[Dataset records]
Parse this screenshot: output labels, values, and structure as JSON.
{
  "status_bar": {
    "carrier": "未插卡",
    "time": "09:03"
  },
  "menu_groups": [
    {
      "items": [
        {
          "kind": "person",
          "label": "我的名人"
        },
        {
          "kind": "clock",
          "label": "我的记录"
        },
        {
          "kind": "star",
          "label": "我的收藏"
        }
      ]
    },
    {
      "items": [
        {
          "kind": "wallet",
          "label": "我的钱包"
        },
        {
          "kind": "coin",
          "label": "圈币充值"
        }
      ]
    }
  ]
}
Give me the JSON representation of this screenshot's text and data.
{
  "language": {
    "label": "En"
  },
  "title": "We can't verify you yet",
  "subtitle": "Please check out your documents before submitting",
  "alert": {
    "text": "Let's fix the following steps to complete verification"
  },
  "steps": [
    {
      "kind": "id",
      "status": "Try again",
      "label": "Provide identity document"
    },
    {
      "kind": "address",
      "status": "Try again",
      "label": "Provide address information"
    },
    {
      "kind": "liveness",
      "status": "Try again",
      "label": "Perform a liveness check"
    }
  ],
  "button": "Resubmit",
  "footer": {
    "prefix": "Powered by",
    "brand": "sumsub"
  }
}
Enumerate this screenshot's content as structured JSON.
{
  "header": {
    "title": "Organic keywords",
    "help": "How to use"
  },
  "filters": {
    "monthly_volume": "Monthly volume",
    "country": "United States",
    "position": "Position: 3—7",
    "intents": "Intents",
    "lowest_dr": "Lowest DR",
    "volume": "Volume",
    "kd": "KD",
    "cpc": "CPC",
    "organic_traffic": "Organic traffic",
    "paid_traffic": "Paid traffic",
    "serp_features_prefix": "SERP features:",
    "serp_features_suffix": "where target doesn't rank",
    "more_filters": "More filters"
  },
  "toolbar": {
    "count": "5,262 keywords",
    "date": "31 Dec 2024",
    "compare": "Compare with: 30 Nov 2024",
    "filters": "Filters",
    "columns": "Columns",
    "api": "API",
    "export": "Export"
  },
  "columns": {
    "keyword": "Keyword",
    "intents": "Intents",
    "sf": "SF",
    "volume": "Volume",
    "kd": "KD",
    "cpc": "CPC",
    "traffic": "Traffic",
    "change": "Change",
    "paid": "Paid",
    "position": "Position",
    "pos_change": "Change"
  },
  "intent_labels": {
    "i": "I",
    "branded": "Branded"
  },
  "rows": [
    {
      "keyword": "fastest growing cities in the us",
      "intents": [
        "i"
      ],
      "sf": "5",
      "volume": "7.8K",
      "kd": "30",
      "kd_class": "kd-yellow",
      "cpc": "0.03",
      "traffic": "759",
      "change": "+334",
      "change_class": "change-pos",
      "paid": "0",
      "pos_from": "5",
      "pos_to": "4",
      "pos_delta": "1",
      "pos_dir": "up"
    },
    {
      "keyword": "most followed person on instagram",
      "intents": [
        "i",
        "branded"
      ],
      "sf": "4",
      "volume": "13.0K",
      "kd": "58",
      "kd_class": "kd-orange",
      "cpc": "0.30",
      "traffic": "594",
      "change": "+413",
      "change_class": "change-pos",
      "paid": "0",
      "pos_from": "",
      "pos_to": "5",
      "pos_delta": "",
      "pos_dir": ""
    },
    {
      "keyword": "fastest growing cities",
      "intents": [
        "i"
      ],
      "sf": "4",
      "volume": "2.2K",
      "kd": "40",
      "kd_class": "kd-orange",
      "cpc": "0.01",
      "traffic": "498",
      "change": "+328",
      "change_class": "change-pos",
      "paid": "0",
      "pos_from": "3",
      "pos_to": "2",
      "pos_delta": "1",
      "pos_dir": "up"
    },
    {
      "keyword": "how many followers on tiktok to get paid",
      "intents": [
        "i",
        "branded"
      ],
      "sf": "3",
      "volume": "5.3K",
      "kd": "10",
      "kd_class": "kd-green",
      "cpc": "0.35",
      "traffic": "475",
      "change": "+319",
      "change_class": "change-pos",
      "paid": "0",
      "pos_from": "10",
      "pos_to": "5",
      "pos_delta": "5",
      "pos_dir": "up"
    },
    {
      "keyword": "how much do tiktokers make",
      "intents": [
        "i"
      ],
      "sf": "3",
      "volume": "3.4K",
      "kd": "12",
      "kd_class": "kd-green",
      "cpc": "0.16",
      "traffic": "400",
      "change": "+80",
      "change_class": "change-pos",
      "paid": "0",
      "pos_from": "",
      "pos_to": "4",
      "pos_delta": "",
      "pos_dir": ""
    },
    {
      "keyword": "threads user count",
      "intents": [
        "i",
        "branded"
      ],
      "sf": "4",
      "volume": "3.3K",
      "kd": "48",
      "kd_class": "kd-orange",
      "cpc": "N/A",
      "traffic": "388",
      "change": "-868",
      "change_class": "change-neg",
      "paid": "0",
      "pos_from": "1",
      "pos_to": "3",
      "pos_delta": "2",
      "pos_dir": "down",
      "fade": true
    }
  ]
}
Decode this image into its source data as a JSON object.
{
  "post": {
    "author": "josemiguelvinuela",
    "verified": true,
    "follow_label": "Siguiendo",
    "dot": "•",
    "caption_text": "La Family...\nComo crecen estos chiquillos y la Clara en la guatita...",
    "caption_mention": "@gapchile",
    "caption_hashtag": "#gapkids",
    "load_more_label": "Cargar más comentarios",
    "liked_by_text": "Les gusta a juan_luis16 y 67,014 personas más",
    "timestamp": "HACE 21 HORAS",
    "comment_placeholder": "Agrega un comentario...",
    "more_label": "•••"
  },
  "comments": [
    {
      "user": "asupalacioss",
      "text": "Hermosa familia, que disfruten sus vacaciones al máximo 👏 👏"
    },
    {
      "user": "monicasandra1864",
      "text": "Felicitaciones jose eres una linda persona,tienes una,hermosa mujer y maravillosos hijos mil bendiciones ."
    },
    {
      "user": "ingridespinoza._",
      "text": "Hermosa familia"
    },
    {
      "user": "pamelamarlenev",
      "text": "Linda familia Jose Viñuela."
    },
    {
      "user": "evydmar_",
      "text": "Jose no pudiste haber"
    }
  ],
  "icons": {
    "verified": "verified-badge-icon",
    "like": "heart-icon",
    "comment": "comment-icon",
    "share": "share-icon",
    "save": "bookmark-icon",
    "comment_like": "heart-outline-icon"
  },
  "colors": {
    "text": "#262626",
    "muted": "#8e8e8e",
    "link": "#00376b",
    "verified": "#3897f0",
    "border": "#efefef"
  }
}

▶ AIM OF THE EXERCISE:
Copy out each record, keeping every word as it is.

▶ TASK ANSWER:
Parse this screenshot: output labels, values, and structure as JSON.
{
  "status_bar": {
    "carrier": "未插卡",
    "time": "09:03"
  },
  "menu_groups": [
    {
      "items": [
        {
          "kind": "person",
          "label": "我的名人"
        },
        {
          "kind": "clock",
          "label": "我的记录"
        },
        {
          "kind": "star",
          "label": "我的收藏"
        }
      ]
    },
    {
      "items": [
        {
          "kind": "wallet",
          "label": "我的钱包"
        },
        {
          "kind": "coin",
          "label": "圈币充值"
        }
      ]
    }
  ]
}
Give me the JSON representation of this screenshot's text and data.
{
  "language": {
    "label": "En"
  },
  "title": "We can't verify you yet",
  "subtitle": "Please check out your documents before submitting",
  "alert": {
    "text": "Let's fix the following steps to complete verification"
  },
  "steps": [
    {
      "kind": "id",
      "status": "Try again",
      "label": "Provide identity document"
    },
    {
      "kind": "address",
      "status": "Try again",
      "label": "Provide address information"
    },
    {
      "kind": "liveness",
      "status": "Try again",
      "label": "Perform a liveness check"
    }
  ],
  "button": "Resubmit",
  "footer": {
    "prefix": "Powered by",
    "brand": "sumsub"
  }
}
Enumerate this screenshot's content as structured JSON.
{
  "header": {
    "title": "Organic keywords",
    "help": "How to use"
  },
  "filters": {
    "monthly_volume": "Monthly volume",
    "country": "United States",
    "position": "Position: 3—7",
    "intents": "Intents",
    "lowest_dr": "Lowest DR",
    "volume": "Volume",
    "kd": "KD",
    "cpc": "CPC",
    "organic_traffic": "Organic traffic",
    "paid_traffic": "Paid traffic",
    "serp_features_prefix": "SERP features:",
    "serp_features_suffix": "where target doesn't rank",
    "more_filters": "More filters"
  },
  "toolbar": {
    "count": "5,262 keywords",
    "date": "31 Dec 2024",
    "compare": "Compare with: 30 Nov 2024",
    "filters": "Filters",
    "columns": "Columns",
    "api": "API",
    "export": "Export"
  },
  "columns": {
    "keyword": "Keyword",
    "intents": "Intents",
    "sf": "SF",
    "volume": "Volume",
    "kd": "KD",
    "cpc": "CPC",
    "traffic": "Traffic",
    "change": "Change",
    "paid": "Paid",
    "position": "Position",
    "pos_change": "Change"
  },
  "intent_labels": {
    "i": "I",
    "branded": "Branded"
  },
  "rows": [
    {
      "keyword": "fastest growing cities in the us",
      "intents": [
        "i"
      ],
      "sf": "5",
      "volume": "7.8K",
      "kd": "30",
      "kd_class": "kd-yellow",
      "cpc": "0.03",
      "traffic": "759",
      "change": "+334",
      "change_class": "change-pos",
      "paid": "0",
      "pos_from": "5",
      "pos_to": "4",
      "pos_delta": "1",
      "pos_dir": "up"
    },
    {
      "keyword": "most followed person on instagram",
      "intents": [
        "i",
        "branded"
      ],
      "sf": "4",
      "volume": "13.0K",
      "kd": "58",
      "kd_class": "kd-orange",
      "cpc": "0.30",
      "traffic": "594",
      "change": "+413",
      "change_class": "change-pos",
      "paid": "0",
      "pos_from": "",
      "pos_to": "5",
      "pos_delta": "",
      "pos_dir": ""
    },
    {
      "keyword": "fastest growing cities",
      "intents": [
        "i"
      ],
      "sf": "4",
      "volume": "2.2K",
      "kd": "40",
      "kd_class": "kd-orange",
      "cpc": "0.01",
      "traffic": "498",
      "change": "+328",
      "change_class": "change-pos",
      "paid": "0",
      "pos_from": "3",
      "pos_to": "2",
      "pos_delta": "1",
      "pos_dir": "up"
    },
    {
      "keyword": "how many followers on tiktok to get paid",
      "intents": [
        "i",
        "branded"
      ],
      "sf": "3",
      "volume": "5.3K",
      "kd": "10",
      "kd_class": "kd-green",
      "cpc": "0.35",
      "traffic": "475",
      "change": "+319",
      "change_class": "change-pos",
      "paid": "0",
      "pos_from": "10",
      "pos_to": "5",
      "pos_delta": "5",
      "pos_dir": "up"
    },
    {
      "keyword": "how much do tiktokers make",
      "intents": [
        "i"
      ],
      "sf": "3",
      "volume": "3.4K",
      "kd": "12",
      "kd_class": "kd-green",
      "cpc": "0.16",
      "traffic": "400",
      "change": "+80",
      "change_class": "change-pos",
      "paid": "0",
      "pos_from": "",
      "pos_to": "4",
      "pos_delta": "",
      "pos_dir": ""
    },
    {
      "keyword": "threads user count",
      "intents": [
        "i",
        "branded"
      ],
      "sf": "4",
      "volume": "3.3K",
      "kd": "48",
      "kd_class": "kd-orange",
      "cpc": "N/A",
      "traffic": "388",
      "change": "-868",
      "change_class": "change-neg",
      "paid": "0",
      "pos_from": "1",
      "pos_to": "3",
      "pos_delta": "2",
      "pos_dir": "down",
      "fade": true
    }
  ]
}
Decode this image into its source data as a JSON object.
{
  "post": {
    "author": "josemiguelvinuela",
    "verified": true,
    "follow_label": "Siguiendo",
    "dot": "•",
    "caption_text": "La Family...\nComo crecen estos chiquillos y la Clara en la guatita...",
    "caption_mention": "@gapchile",
    "caption_hashtag": "#gapkids",
    "load_more_label": "Cargar más comentarios",
    "liked_by_text": "Les gusta a juan_luis16 y 67,014 personas más",
    "timestamp": "HACE 21 HORAS",
    "comment_placeholder": "Agrega un comentario...",
    "more_label": "•••"
  },
  "comments": [
    {
      "user": "asupalacioss",
      "text": "Hermosa familia, que disfruten sus vacaciones al máximo 👏 👏"
    },
    {
      "user": "monicasandra1864",
      "text": "Felicitaciones jose eres una linda persona,tienes una,hermosa mujer y maravillosos hijos mil bendiciones ."
    },
    {
      "user": "ingridespinoza._",
      "text": "Hermosa familia"
    },
    {
      "user": "pamelamarlenev",
      "text": "Linda familia Jose Viñuela."
    },
    {
      "user": "evydmar_",
      "text": "Jose no pudiste haber"
    }
  ],
  "icons": {
    "verified": "verified-badge-icon",
    "like": "heart-icon",
    "comment": "comment-icon",
    "share": "share-icon",
    "save": "bookmark-icon",
    "comment_like": "heart-outline-icon"
  },
  "colors": {
    "text": "#262626",
    "muted": "#8e8e8e",
    "link": "#00376b",
    "verified": "#3897f0",
    "border": "#efefef"
  }
}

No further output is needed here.